### [Your objective]
Transcribe the full listing below exactly.

### [Dataset content]
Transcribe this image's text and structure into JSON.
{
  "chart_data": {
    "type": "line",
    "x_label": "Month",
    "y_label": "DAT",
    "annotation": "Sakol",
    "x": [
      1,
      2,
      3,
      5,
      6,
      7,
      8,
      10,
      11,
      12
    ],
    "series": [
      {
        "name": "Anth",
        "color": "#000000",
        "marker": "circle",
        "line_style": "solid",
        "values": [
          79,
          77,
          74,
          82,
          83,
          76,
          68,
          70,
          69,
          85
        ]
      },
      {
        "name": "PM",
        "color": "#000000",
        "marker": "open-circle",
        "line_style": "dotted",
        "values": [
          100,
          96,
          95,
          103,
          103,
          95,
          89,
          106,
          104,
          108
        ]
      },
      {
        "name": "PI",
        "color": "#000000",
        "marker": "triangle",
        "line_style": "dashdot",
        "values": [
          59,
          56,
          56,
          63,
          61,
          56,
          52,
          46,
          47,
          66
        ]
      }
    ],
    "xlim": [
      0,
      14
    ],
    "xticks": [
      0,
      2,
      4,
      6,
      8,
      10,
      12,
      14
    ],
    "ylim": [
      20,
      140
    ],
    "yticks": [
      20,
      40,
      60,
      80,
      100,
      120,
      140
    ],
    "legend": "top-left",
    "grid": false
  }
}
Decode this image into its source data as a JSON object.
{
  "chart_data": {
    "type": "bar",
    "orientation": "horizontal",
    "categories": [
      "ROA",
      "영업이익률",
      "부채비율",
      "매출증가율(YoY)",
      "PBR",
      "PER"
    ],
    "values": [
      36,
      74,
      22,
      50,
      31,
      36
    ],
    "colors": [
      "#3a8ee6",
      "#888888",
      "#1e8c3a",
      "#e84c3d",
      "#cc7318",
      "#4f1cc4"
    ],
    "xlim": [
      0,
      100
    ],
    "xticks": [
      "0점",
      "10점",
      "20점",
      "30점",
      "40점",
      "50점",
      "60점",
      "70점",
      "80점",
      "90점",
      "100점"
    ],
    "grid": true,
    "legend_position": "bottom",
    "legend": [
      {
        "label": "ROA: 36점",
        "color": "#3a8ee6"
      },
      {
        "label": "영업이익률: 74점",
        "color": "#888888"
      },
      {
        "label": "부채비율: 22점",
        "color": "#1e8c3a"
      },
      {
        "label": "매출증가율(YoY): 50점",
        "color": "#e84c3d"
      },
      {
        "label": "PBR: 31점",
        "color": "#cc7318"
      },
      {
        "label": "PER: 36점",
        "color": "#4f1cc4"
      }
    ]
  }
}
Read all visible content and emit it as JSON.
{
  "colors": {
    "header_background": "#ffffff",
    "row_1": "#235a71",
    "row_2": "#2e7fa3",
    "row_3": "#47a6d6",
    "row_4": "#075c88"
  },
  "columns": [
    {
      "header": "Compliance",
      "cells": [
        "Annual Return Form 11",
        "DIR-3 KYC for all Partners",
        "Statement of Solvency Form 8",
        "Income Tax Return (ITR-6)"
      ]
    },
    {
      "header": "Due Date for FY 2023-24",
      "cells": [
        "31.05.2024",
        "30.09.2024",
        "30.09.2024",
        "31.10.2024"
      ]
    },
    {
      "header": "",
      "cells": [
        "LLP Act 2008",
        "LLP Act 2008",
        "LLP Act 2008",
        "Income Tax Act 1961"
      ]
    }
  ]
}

### [Reply]
Transcribe this image's text and structure into JSON.
{
  "chart_data": {
    "type": "line",
    "x_label": "Month",
    "y_label": "DAT",
    "annotation": "Sakol",
    "x": [
      1,
      2,
      3,
      5,
      6,
      7,
      8,
      10,
      11,
      12
    ],
    "series": [
      {
        "name": "Anth",
        "color": "#000000",
        "marker": "circle",
        "line_style": "solid",
        "values": [
          79,
          77,
          74,
          82,
          83,
          76,
          68,
          70,
          69,
          85
        ]
      },
      {
        "name": "PM",
        "color": "#000000",
        "marker": "open-circle",
        "line_style": "dotted",
        "values": [
          100,
          96,
          95,
          103,
          103,
          95,
          89,
          106,
          104,
          108
        ]
      },
      {
        "name": "PI",
        "color": "#000000",
        "marker": "triangle",
        "line_style": "dashdot",
        "values": [
          59,
          56,
          56,
          63,
          61,
          56,
          52,
          46,
          47,
          66
        ]
      }
    ],
    "xlim": [
      0,
      14
    ],
    "xticks": [
      0,
      2,
      4,
      6,
      8,
      10,
      12,
      14
    ],
    "ylim": [
      20,
      140
    ],
    "yticks": [
      20,
      40,
      60,
      80,
      100,
      120,
      140
    ],
    "legend": "top-left",
    "grid": false
  }
}
Decode this image into its source data as a JSON object.
{
  "chart_data": {
    "type": "bar",
    "orientation": "horizontal",
    "categories": [
      "ROA",
      "영업이익률",
      "부채비율",
      "매출증가율(YoY)",
      "PBR",
      "PER"
    ],
    "values": [
      36,
      74,
      22,
      50,
      31,
      36
    ],
    "colors": [
      "#3a8ee6",
      "#888888",
      "#1e8c3a",
      "#e84c3d",
      "#cc7318",
      "#4f1cc4"
    ],
    "xlim": [
      0,
      100
    ],
    "xticks": [
      "0점",
      "10점",
      "20점",
      "30점",
      "40점",
      "50점",
      "60점",
      "70점",
      "80점",
      "90점",
      "100점"
    ],
    "grid": true,
    "legend_position": "bottom",
    "legend": [
      {
        "label": "ROA: 36점",
        "color": "#3a8ee6"
      },
      {
        "label": "영업이익률: 74점",
        "color": "#888888"
      },
      {
        "label": "부채비율: 22점",
        "color": "#1e8c3a"
      },
      {
        "label": "매출증가율(YoY): 50점",
        "color": "#e84c3d"
      },
      {
        "label": "PBR: 31점",
        "color": "#cc7318"
      },
      {
        "label": "PER: 36점",
        "color": "#4f1cc4"
      }
    ]
  }
}
Read all visible content and emit it as JSON.
{
  "colors": {
    "header_background": "#ffffff",
    "row_1": "#235a71",
    "row_2": "#2e7fa3",
    "row_3": "#47a6d6",
    "row_4": "#075c88"
  },
  "columns": [
    {
      "header": "Compliance",
      "cells": [
        "Annual Return Form 11",
        "DIR-3 KYC for all Partners",
        "Statement of Solvency Form 8",
        "Income Tax Return (ITR-6)"
      ]
    },
    {
      "header": "Due Date for FY 2023-24",
      "cells": [
        "31.05.2024",
        "30.09.2024",
        "30.09.2024",
        "31.10.2024"
      ]
    },
    {
      "header": "",
      "cells": [
        "LLP Act 2008",
        "LLP Act 2008",
        "LLP Act 2008",
        "Income Tax Act 1961"
      ]
    }
  ]
}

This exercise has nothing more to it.